**INSTRUCTION**. Collect every line of the material below that contains the string "肺源性心", matching case exactly.

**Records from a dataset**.

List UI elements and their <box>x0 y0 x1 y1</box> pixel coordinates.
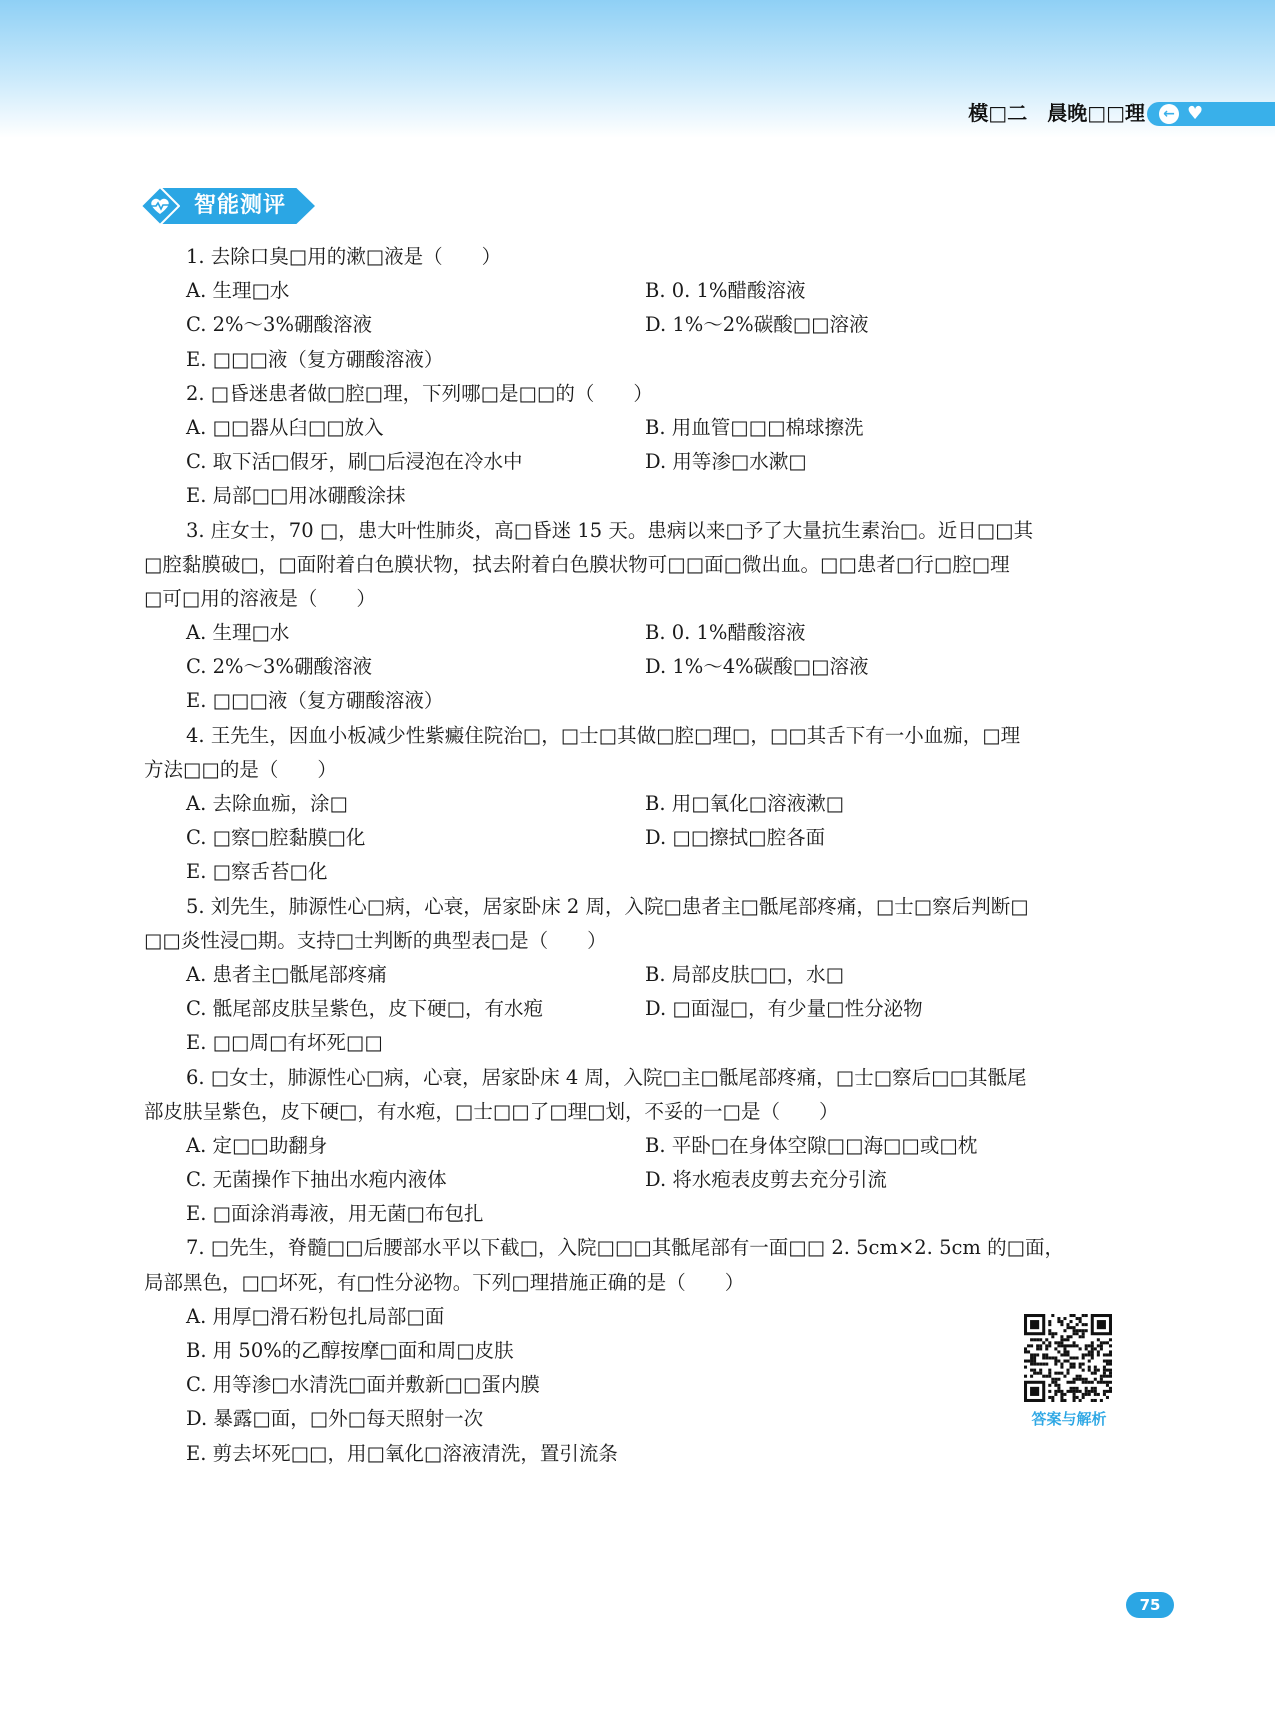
question-stem: 7. □先生，脊髓□□后腰部水平以下截□，入院□□□其骶尾部有一面□□ 2. 5cm×2. 5cm 的□面， <box>186 1236 1065 1260</box>
question-stem-continued: □可□用的溶液是（ ） <box>144 586 376 610</box>
option-row <box>144 684 1134 718</box>
question-5 <box>144 890 1134 1061</box>
answer-option: A. 去除血痂，涂□ <box>186 792 348 815</box>
question-7 <box>144 1231 1134 1470</box>
question-list <box>144 240 1134 1471</box>
answer-option: E. □面涂消毒液，用无菌□布包扎 <box>186 1202 484 1226</box>
answer-option: B. 0. 1%醋酸溶液 <box>645 621 806 645</box>
option-row <box>144 1334 1134 1368</box>
question-6 <box>144 1061 1134 1232</box>
option-row <box>144 411 1134 445</box>
answer-option: C. 无菌操作下抽出水疱内液体 <box>186 1168 447 1192</box>
answer-option: E. □察舌苔□化 <box>186 860 328 884</box>
question-stem: 2. □昏迷患者做□腔□理，下列哪□是□□的（ ） <box>186 381 653 405</box>
option-row <box>144 479 1134 513</box>
page-number: 75 <box>1126 1592 1174 1618</box>
option-row <box>144 308 1134 342</box>
arrow-left-icon: ← <box>1159 104 1179 124</box>
option-row <box>144 343 1134 377</box>
answer-option: D. 用等渗□水漱□ <box>645 450 807 474</box>
answer-option: B. 平卧□在身体空隙□□海□□或□枕 <box>645 1133 978 1157</box>
question-stem-continued: □腔黏膜破□，□面附着白色膜状物，拭去附着白色膜状物可□□面□微出血。□□患者□行□腔□理 <box>144 552 1010 576</box>
section-heading <box>140 186 320 226</box>
answer-option: E. 局部□□用冰硼酸涂抹 <box>186 484 406 508</box>
chapter-title: 模□二 晨晚□□理 <box>968 101 1145 125</box>
option-row <box>144 821 1134 855</box>
answer-option: B. 用 50%的乙醇按摩□面和周□皮肤 <box>186 1339 514 1362</box>
answer-option: A. 用厚□滑石粉包扎局部□面 <box>186 1304 445 1328</box>
answer-option: A. 生理□水 <box>186 621 290 645</box>
question-4 <box>144 719 1134 890</box>
question-stem-continued: 部皮肤呈紫色，皮下硬□，有水疱，□士□□了□理□划，不妥的一□是（ ） <box>144 1099 839 1123</box>
answer-option: D. □面湿□，有少量□性分泌物 <box>645 997 923 1021</box>
header-tab <box>1147 102 1275 126</box>
option-row <box>144 1368 1134 1402</box>
option-row <box>144 1402 1134 1436</box>
option-row <box>144 1437 1134 1471</box>
question-stem: 3. 庄女士，70 □，患大叶性肺炎，高□昏迷 15 天。患病以来□予了大量抗生素治□。近日□□其 <box>186 518 1034 542</box>
answer-option: E. 剪去坏死□□，用□氧化□溶液清洗，置引流条 <box>186 1441 618 1465</box>
answer-option: D. □□擦拭□腔各面 <box>645 826 826 850</box>
section-title: 智能测评 <box>194 193 287 218</box>
option-row <box>144 650 1134 684</box>
option-row <box>144 1197 1134 1231</box>
answer-option: E. □□周□有坏死□□ <box>186 1031 383 1055</box>
answer-option: B. 0. 1%醋酸溶液 <box>645 279 806 303</box>
question-3 <box>144 514 1134 719</box>
answer-option: B. 用血管□□□棉球擦洗 <box>645 415 864 439</box>
option-row <box>144 1026 1134 1060</box>
answer-option: D. 1%～2%碳酸□□溶液 <box>645 313 869 337</box>
question-stem: 4. 王先生，因血小板减少性紫癜住院治□，□士□其做□腔□理□，□□其舌下有一小血痂，□理 <box>186 723 1021 747</box>
option-row <box>144 855 1134 889</box>
question-stem: 5. 刘先生，肺源性心□病，心衰，居家卧床 2 周，入院□患者主□骶尾部疼痛，□士□察后判断□ <box>186 894 1029 918</box>
answer-option: C. 用等渗□水清洗□面并敷新□□蛋内膜 <box>186 1373 540 1397</box>
qr-code-icon[interactable] <box>1024 1314 1112 1402</box>
option-row <box>144 1129 1134 1163</box>
answer-option: E. □□□液（复方硼酸溶液） <box>186 689 444 713</box>
running-header <box>0 98 1275 128</box>
answer-option: E. □□□液（复方硼酸溶液） <box>186 347 444 371</box>
option-row <box>144 787 1134 821</box>
answer-option: D. 将水疱表皮剪去充分引流 <box>645 1168 887 1192</box>
answer-option: C. 2%～3%硼酸溶液 <box>186 655 372 679</box>
heart-icon: ♥ <box>1187 103 1204 124</box>
qr-caption: 答案与解析 <box>1031 1410 1107 1428</box>
option-row <box>144 445 1134 479</box>
answer-option: A. 生理□水 <box>186 279 290 303</box>
question-stem-continued: 局部黑色，□□坏死，有□性分泌物。下列□理措施正确的是（ ） <box>144 1270 745 1294</box>
option-row <box>144 1300 1134 1334</box>
question-2 <box>144 377 1134 514</box>
question-stem: 1. 去除口臭□用的漱□液是（ ） <box>186 245 502 268</box>
option-row <box>144 1163 1134 1197</box>
answer-option: D. 1%～4%碳酸□□溶液 <box>645 655 869 679</box>
answer-option: A. 患者主□骶尾部疼痛 <box>186 962 387 986</box>
answer-option: B. 用□氧化□溶液漱□ <box>645 792 844 815</box>
answer-option: A. □□器从臼□□放入 <box>186 415 384 439</box>
answer-option: A. 定□□助翻身 <box>186 1133 328 1157</box>
option-row <box>144 274 1134 308</box>
option-row <box>144 992 1134 1026</box>
option-row <box>144 616 1134 650</box>
answer-option: C. 取下活□假牙，刷□后浸泡在冷水中 <box>186 450 523 474</box>
answer-option: C. 骶尾部皮肤呈紫色，皮下硬□，有水疱 <box>186 997 544 1021</box>
answer-option: C. 2%～3%硼酸溶液 <box>186 313 372 337</box>
question-stem-continued: 方法□□的是（ ） <box>144 757 337 781</box>
question-1 <box>144 240 1134 377</box>
heart-pulse-icon <box>140 186 180 226</box>
option-row <box>144 958 1134 992</box>
answer-option: B. 局部皮肤□□，水□ <box>645 962 844 986</box>
question-stem: 6. □女士，肺源性心□病，心衰，居家卧床 4 周，入院□主□骶尾部疼痛，□士□察后□□其骶尾 <box>186 1065 1027 1089</box>
answer-option: D. 暴露□面，□外□每天照射一次 <box>186 1407 484 1431</box>
question-stem-continued: □□炎性浸□期。支持□士判断的典型表□是（ ） <box>144 928 607 952</box>
answer-option: C. □察□腔黏膜□化 <box>186 826 366 850</box>
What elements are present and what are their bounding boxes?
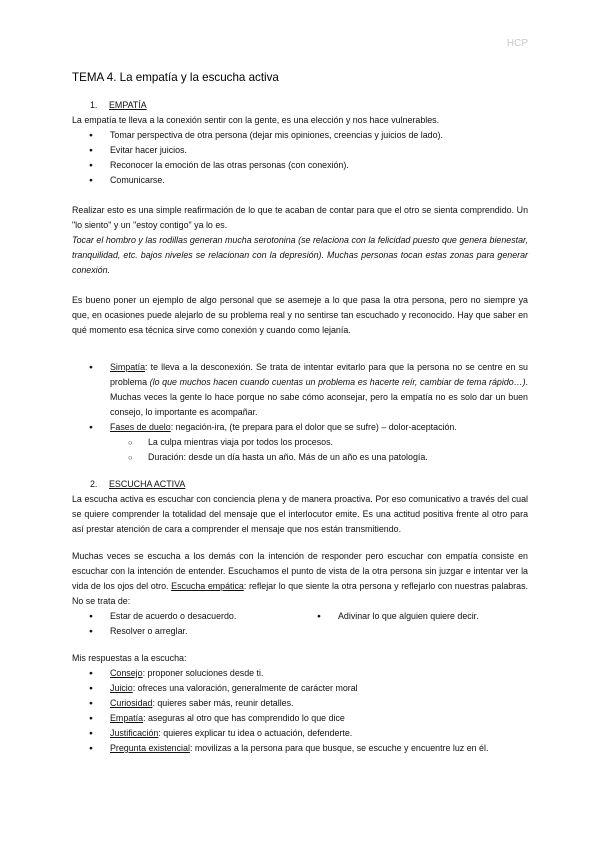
list-item: ● Tomar perspectiva de otra persona (dejar mis opiniones, creencias y juicios de lado). <box>72 128 528 143</box>
sub-list-item: ○ Duración: desde un día hasta un año. Más de un año es una patología. <box>72 450 528 465</box>
term-description: : proponer soluciones desde ti. <box>142 668 264 678</box>
list-item-simpatia <box>72 360 528 420</box>
escucha-text-a: Muchas veces se escucha a los demás con la intención de responder pero escuchar con empatía consiste en escuchar con la intención de entender. Escuchamos el punto de vista de la otra persona sin juzgar e intentar ver la vida de los ojos del otro. <box>72 551 528 591</box>
list-item: ● Estar de acuerdo o desacuerdo. <box>72 609 300 624</box>
list-item: ● Comunicarse. <box>72 173 528 188</box>
simpatia-text-1: : te lleva a la desconexión. Se trata de intentar evitarlo para que la persona no se centre en su problema <box>110 362 528 387</box>
empatia-bullets <box>72 128 528 188</box>
term-curiosidad: Curiosidad <box>110 698 153 708</box>
list-item: ● Adivinar lo que alguien quiere decir. <box>300 609 528 624</box>
duelo-sub-list <box>72 435 528 465</box>
list-item: ● Reconocer la emoción de las otras personas (con conexión). <box>72 158 528 173</box>
list-item <box>72 711 528 726</box>
section-1-heading <box>90 98 528 113</box>
escucha-empatica-paragraph <box>72 549 528 609</box>
term-description: : aseguras al otro que has comprendido lo que dice <box>143 713 345 723</box>
term-simpatia: Simpatía <box>110 362 146 372</box>
term-juicio: Juicio <box>110 683 133 693</box>
term-description: : quieres saber más, reunir detalles. <box>152 698 294 708</box>
respuestas-list <box>72 666 528 756</box>
term-justificacion: Justificación <box>110 728 159 738</box>
no-se-trata-left <box>72 609 300 639</box>
term-consejo: Consejo <box>110 668 143 678</box>
term-empatia: Empatía <box>110 713 144 723</box>
section-2-heading <box>90 477 528 492</box>
sub-list-item: ○ La culpa mientras viaja por todos los procesos. <box>72 435 528 450</box>
simpatia-list <box>72 360 528 435</box>
escucha-text-b: : reflejar lo que siente la otra persona y reflejarlo con nuestras palabras. No se trata de: <box>72 581 528 606</box>
serotonina-paragraph: Tocar el hombro y las rodillas generan mucha serotonina (se relaciona con la felicidad puesto que genera bienestar, tranquilidad, etc. bajos niveles se relacionan con la depresión). Muchas personas tocan estas zonas para generar conexión. <box>72 235 528 275</box>
document-body <box>72 70 528 756</box>
term-escucha-empatica: Escucha empática <box>171 581 244 591</box>
list-item <box>72 681 528 696</box>
section-2-number: 2. <box>90 479 98 489</box>
term-fases-duelo: Fases de duelo <box>110 422 171 432</box>
section-1-title: EMPATÍA <box>109 100 147 110</box>
simpatia-text-2: . Muchas veces la gente lo hace porque no sabe cómo aconsejar, pero la empatía no es solo dar un buen consejo, lo importante es acompañar. <box>110 377 528 417</box>
list-item: ● Resolver o arreglar. <box>72 624 300 639</box>
list-item: ● Evitar hacer juicios. <box>72 143 528 158</box>
list-item-duelo <box>72 420 528 435</box>
list-item <box>72 741 528 756</box>
section-1-number: 1. <box>90 100 98 110</box>
term-pregunta-existencial: Pregunta existencial <box>110 743 190 753</box>
section-2-title: ESCUCHA ACTIVA <box>109 479 186 489</box>
term-description: : movilizas a la persona para que busque, se escuche y encuentre luz en él. <box>189 743 489 753</box>
term-description: : quieres explicar tu idea o actuación, defenderte. <box>158 728 353 738</box>
list-item <box>72 666 528 681</box>
empatia-intro: La empatía te lleva a la conexión sentir con la gente, es una elección y nos hace vulnerables. <box>72 115 440 125</box>
escucha-activa-paragraph: La escucha activa es escuchar con conciencia plena y de manera proactiva. Por eso comunicativo a través del cual se quiere comprender la totalidad del mensaje que el interlocutor emite. Es una actitud positiva frente al otro para así prestar atención de cara a comprender el mensaje que nos están transmitiendo. <box>72 494 528 534</box>
reafirmacion-paragraph: Realizar esto es una simple reafirmación de lo que te acaban de contar para que el otro se sienta comprendido. Un "lo siento" y un "estoy contigo" ya lo es. <box>72 205 528 230</box>
respuestas-title: Mis respuestas a la escucha: <box>72 653 187 663</box>
page-header: HCP <box>506 38 528 49</box>
no-se-trata-right <box>300 609 528 624</box>
term-description: : ofreces una valoración, generalmente de carácter moral <box>132 683 358 693</box>
no-se-trata-columns <box>72 609 528 639</box>
list-item <box>72 696 528 711</box>
duelo-text: : negación-ira, (te prepara para el dolor que se sufre) – dolor-aceptación. <box>170 422 457 432</box>
ejemplo-paragraph: Es bueno poner un ejemplo de algo personal que se asemeje a lo que pasa la otra persona, pero no siempre ya que, en ocasiones puede alejarlo de su problema real y no sentirse tan escuchado y reconocido. Hay que saber en qué momento esa técnica sirve como conexión y cuando como lejanía. <box>72 295 528 335</box>
list-item <box>72 726 528 741</box>
page-title: TEMA 4. La empatía y la escucha activa <box>72 71 279 84</box>
simpatia-italic: (lo que muchos hacen cuando cuentas un problema es hacerte reír, cambiar de tema rápido…) <box>149 377 526 387</box>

**SOLUTION FOR THIS EXERCISE**.
question-stem: 5. 刘先生，肺源性心□病，心衰，居家卧床 2 周，入院□患者主□骶尾部疼痛，□士□察后判断□ <box>186 894 1029 918</box>
question-stem: 6. □女士，肺源性心□病，心衰，居家卧床 4 周，入院□主□骶尾部疼痛，□士□察后□□其骶尾 <box>186 1065 1027 1089</box>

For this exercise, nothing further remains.